Written request ▸ Write the records out again, keeping each line exactly as it is.
# # # # #
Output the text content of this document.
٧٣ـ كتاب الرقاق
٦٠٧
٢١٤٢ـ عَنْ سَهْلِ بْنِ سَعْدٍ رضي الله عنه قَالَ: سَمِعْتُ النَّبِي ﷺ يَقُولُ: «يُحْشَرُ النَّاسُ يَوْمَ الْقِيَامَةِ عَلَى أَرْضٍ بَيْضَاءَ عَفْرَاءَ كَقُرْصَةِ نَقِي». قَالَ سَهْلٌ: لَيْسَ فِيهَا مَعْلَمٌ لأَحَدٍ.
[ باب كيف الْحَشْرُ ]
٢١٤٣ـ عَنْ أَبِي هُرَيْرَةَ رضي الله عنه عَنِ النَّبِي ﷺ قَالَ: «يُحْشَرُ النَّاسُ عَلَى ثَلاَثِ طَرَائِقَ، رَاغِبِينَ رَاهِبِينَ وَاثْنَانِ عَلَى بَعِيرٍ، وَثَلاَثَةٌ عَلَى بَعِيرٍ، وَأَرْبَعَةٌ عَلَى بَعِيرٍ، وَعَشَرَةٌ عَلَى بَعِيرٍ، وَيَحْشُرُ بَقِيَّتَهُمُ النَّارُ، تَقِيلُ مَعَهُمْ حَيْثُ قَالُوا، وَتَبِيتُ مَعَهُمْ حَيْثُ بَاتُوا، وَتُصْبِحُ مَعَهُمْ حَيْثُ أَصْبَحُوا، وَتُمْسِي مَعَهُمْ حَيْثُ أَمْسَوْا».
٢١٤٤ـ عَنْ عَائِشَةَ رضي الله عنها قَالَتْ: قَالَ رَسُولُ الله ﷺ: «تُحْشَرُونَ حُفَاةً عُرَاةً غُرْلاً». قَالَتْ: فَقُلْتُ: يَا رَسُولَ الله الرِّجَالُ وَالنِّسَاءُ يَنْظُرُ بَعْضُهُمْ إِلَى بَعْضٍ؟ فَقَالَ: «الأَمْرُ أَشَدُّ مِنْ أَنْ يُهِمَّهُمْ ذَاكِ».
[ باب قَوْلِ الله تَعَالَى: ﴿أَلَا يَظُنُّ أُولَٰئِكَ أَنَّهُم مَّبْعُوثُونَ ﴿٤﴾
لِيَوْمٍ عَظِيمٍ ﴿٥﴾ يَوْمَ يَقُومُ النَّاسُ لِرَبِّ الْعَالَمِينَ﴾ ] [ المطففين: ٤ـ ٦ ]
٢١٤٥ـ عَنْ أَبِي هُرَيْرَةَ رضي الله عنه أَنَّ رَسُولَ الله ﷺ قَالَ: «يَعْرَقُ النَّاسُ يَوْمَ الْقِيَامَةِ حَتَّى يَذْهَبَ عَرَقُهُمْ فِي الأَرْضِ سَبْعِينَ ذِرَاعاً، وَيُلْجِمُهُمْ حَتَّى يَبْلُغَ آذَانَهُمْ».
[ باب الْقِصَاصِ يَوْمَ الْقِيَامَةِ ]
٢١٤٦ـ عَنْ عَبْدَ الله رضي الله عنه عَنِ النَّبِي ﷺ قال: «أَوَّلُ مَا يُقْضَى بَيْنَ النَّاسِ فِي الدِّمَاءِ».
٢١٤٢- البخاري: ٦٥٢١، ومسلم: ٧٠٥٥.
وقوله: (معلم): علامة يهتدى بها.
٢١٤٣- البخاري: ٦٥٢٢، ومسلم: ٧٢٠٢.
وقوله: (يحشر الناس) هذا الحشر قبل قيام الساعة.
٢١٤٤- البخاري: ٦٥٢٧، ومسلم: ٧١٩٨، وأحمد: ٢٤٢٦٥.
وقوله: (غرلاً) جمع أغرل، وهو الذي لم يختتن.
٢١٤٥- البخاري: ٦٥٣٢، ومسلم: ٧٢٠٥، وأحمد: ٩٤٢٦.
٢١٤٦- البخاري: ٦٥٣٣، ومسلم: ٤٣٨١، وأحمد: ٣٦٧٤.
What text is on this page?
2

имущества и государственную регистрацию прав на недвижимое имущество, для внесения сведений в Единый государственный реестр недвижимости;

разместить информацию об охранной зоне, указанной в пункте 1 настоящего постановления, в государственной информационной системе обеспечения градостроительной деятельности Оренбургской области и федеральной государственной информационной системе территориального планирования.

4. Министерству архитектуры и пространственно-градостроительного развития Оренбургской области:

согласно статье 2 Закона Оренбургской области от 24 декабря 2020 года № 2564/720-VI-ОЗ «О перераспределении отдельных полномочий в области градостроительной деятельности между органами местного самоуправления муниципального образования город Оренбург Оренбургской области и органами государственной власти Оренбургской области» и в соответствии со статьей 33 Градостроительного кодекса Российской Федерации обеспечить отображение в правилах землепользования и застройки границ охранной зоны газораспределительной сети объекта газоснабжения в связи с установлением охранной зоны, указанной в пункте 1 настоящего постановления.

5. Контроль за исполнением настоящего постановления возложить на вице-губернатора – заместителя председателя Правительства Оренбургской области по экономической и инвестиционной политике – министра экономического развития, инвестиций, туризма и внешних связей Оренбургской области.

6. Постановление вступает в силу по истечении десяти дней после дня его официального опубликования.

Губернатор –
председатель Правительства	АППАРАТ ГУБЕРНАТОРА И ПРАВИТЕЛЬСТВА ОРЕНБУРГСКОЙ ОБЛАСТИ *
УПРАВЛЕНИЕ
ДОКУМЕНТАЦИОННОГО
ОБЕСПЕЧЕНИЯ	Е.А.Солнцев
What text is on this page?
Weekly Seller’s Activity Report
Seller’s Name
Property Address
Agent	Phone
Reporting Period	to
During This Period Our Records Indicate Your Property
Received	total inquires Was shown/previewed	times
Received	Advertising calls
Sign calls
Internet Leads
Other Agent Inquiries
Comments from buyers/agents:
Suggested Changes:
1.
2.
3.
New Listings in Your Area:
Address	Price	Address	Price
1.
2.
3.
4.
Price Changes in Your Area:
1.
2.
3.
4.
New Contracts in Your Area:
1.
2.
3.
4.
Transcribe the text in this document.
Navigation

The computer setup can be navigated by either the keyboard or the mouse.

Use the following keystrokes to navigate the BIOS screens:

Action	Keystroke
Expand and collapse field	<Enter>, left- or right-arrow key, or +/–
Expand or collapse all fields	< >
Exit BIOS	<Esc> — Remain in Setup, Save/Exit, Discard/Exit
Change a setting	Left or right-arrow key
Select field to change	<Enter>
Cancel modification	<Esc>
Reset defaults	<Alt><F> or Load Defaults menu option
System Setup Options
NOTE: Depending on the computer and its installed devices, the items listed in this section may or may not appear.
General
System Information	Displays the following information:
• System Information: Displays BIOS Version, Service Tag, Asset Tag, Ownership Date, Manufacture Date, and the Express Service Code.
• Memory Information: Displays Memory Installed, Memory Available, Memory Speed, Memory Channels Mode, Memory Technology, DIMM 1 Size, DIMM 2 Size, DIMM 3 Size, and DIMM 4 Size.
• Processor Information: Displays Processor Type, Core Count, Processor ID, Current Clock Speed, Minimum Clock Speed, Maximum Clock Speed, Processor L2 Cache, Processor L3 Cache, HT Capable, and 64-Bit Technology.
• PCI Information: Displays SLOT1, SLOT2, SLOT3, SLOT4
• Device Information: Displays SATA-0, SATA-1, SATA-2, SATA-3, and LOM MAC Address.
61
# # # # #
Response for this exercise ▸
Output the text content of this document.
٧٣ـ كتاب الرقاق
٦٠٧
٢١٤٢ـ عَنْ سَهْلِ بْنِ سَعْدٍ رضي الله عنه قَالَ: سَمِعْتُ النَّبِي ﷺ يَقُولُ: «يُحْشَرُ النَّاسُ يَوْمَ الْقِيَامَةِ عَلَى أَرْضٍ بَيْضَاءَ عَفْرَاءَ كَقُرْصَةِ نَقِي». قَالَ سَهْلٌ: لَيْسَ فِيهَا مَعْلَمٌ لأَحَدٍ.
[ باب كيف الْحَشْرُ ]
٢١٤٣ـ عَنْ أَبِي هُرَيْرَةَ رضي الله عنه عَنِ النَّبِي ﷺ قَالَ: «يُحْشَرُ النَّاسُ عَلَى ثَلاَثِ طَرَائِقَ، رَاغِبِينَ رَاهِبِينَ وَاثْنَانِ عَلَى بَعِيرٍ، وَثَلاَثَةٌ عَلَى بَعِيرٍ، وَأَرْبَعَةٌ عَلَى بَعِيرٍ، وَعَشَرَةٌ عَلَى بَعِيرٍ، وَيَحْشُرُ بَقِيَّتَهُمُ النَّارُ، تَقِيلُ مَعَهُمْ حَيْثُ قَالُوا، وَتَبِيتُ مَعَهُمْ حَيْثُ بَاتُوا، وَتُصْبِحُ مَعَهُمْ حَيْثُ أَصْبَحُوا، وَتُمْسِي مَعَهُمْ حَيْثُ أَمْسَوْا».
٢١٤٤ـ عَنْ عَائِشَةَ رضي الله عنها قَالَتْ: قَالَ رَسُولُ الله ﷺ: «تُحْشَرُونَ حُفَاةً عُرَاةً غُرْلاً». قَالَتْ: فَقُلْتُ: يَا رَسُولَ الله الرِّجَالُ وَالنِّسَاءُ يَنْظُرُ بَعْضُهُمْ إِلَى بَعْضٍ؟ فَقَالَ: «الأَمْرُ أَشَدُّ مِنْ أَنْ يُهِمَّهُمْ ذَاكِ».
[ باب قَوْلِ الله تَعَالَى: ﴿أَلَا يَظُنُّ أُولَٰئِكَ أَنَّهُم مَّبْعُوثُونَ ﴿٤﴾
لِيَوْمٍ عَظِيمٍ ﴿٥﴾ يَوْمَ يَقُومُ النَّاسُ لِرَبِّ الْعَالَمِينَ﴾ ] [ المطففين: ٤ـ ٦ ]
٢١٤٥ـ عَنْ أَبِي هُرَيْرَةَ رضي الله عنه أَنَّ رَسُولَ الله ﷺ قَالَ: «يَعْرَقُ النَّاسُ يَوْمَ الْقِيَامَةِ حَتَّى يَذْهَبَ عَرَقُهُمْ فِي الأَرْضِ سَبْعِينَ ذِرَاعاً، وَيُلْجِمُهُمْ حَتَّى يَبْلُغَ آذَانَهُمْ».
[ باب الْقِصَاصِ يَوْمَ الْقِيَامَةِ ]
٢١٤٦ـ عَنْ عَبْدَ الله رضي الله عنه عَنِ النَّبِي ﷺ قال: «أَوَّلُ مَا يُقْضَى بَيْنَ النَّاسِ فِي الدِّمَاءِ».
٢١٤٢- البخاري: ٦٥٢١، ومسلم: ٧٠٥٥.
وقوله: (معلم): علامة يهتدى بها.
٢١٤٣- البخاري: ٦٥٢٢، ومسلم: ٧٢٠٢.
وقوله: (يحشر الناس) هذا الحشر قبل قيام الساعة.
٢١٤٤- البخاري: ٦٥٢٧، ومسلم: ٧١٩٨، وأحمد: ٢٤٢٦٥.
وقوله: (غرلاً) جمع أغرل، وهو الذي لم يختتن.
٢١٤٥- البخاري: ٦٥٣٢، ومسلم: ٧٢٠٥، وأحمد: ٩٤٢٦.
٢١٤٦- البخاري: ٦٥٣٣، ومسلم: ٤٣٨١، وأحمد: ٣٦٧٤.
What text is on this page?
2

имущества и государственную регистрацию прав на недвижимое имущество, для внесения сведений в Единый государственный реестр недвижимости;

разместить информацию об охранной зоне, указанной в пункте 1 настоящего постановления, в государственной информационной системе обеспечения градостроительной деятельности Оренбургской области и федеральной государственной информационной системе территориального планирования.

4. Министерству архитектуры и пространственно-градостроительного развития Оренбургской области:

согласно статье 2 Закона Оренбургской области от 24 декабря 2020 года № 2564/720-VI-ОЗ «О перераспределении отдельных полномочий в области градостроительной деятельности между органами местного самоуправления муниципального образования город Оренбург Оренбургской области и органами государственной власти Оренбургской области» и в соответствии со статьей 33 Градостроительного кодекса Российской Федерации обеспечить отображение в правилах землепользования и застройки границ охранной зоны газораспределительной сети объекта газоснабжения в связи с установлением охранной зоны, указанной в пункте 1 настоящего постановления.

5. Контроль за исполнением настоящего постановления возложить на вице-губернатора – заместителя председателя Правительства Оренбургской области по экономической и инвестиционной политике – министра экономического развития, инвестиций, туризма и внешних связей Оренбургской области.

6. Постановление вступает в силу по истечении десяти дней после дня его официального опубликования.

Губернатор –
председатель Правительства	АППАРАТ ГУБЕРНАТОРА И ПРАВИТЕЛЬСТВА ОРЕНБУРГСКОЙ ОБЛАСТИ *
УПРАВЛЕНИЕ
ДОКУМЕНТАЦИОННОГО
ОБЕСПЕЧЕНИЯ	Е.А.Солнцев
What text is on this page?
Weekly Seller’s Activity Report
Seller’s Name
Property Address
Agent	Phone
Reporting Period	to
During This Period Our Records Indicate Your Property
Received	total inquires Was shown/previewed	times
Received	Advertising calls
Sign calls
Internet Leads
Other Agent Inquiries
Comments from buyers/agents:
Suggested Changes:
1.
2.
3.
New Listings in Your Area:
Address	Price	Address	Price
1.
2.
3.
4.
Price Changes in Your Area:
1.
2.
3.
4.
New Contracts in Your Area:
1.
2.
3.
4.
Transcribe the text in this document.
Navigation

The computer setup can be navigated by either the keyboard or the mouse.

Use the following keystrokes to navigate the BIOS screens:

Action	Keystroke
Expand and collapse field	<Enter>, left- or right-arrow key, or +/–
Expand or collapse all fields	< >
Exit BIOS	<Esc> — Remain in Setup, Save/Exit, Discard/Exit
Change a setting	Left or right-arrow key
Select field to change	<Enter>
Cancel modification	<Esc>
Reset defaults	<Alt><F> or Load Defaults menu option
System Setup Options
NOTE: Depending on the computer and its installed devices, the items listed in this section may or may not appear.
General
System Information	Displays the following information:
• System Information: Displays BIOS Version, Service Tag, Asset Tag, Ownership Date, Manufacture Date, and the Express Service Code.
• Memory Information: Displays Memory Installed, Memory Available, Memory Speed, Memory Channels Mode, Memory Technology, DIMM 1 Size, DIMM 2 Size, DIMM 3 Size, and DIMM 4 Size.
• Processor Information: Displays Processor Type, Core Count, Processor ID, Current Clock Speed, Minimum Clock Speed, Maximum Clock Speed, Processor L2 Cache, Processor L3 Cache, HT Capable, and 64-Bit Technology.
• PCI Information: Displays SLOT1, SLOT2, SLOT3, SLOT4
• Device Information: Displays SATA-0, SATA-1, SATA-2, SATA-3, and LOM MAC Address.
61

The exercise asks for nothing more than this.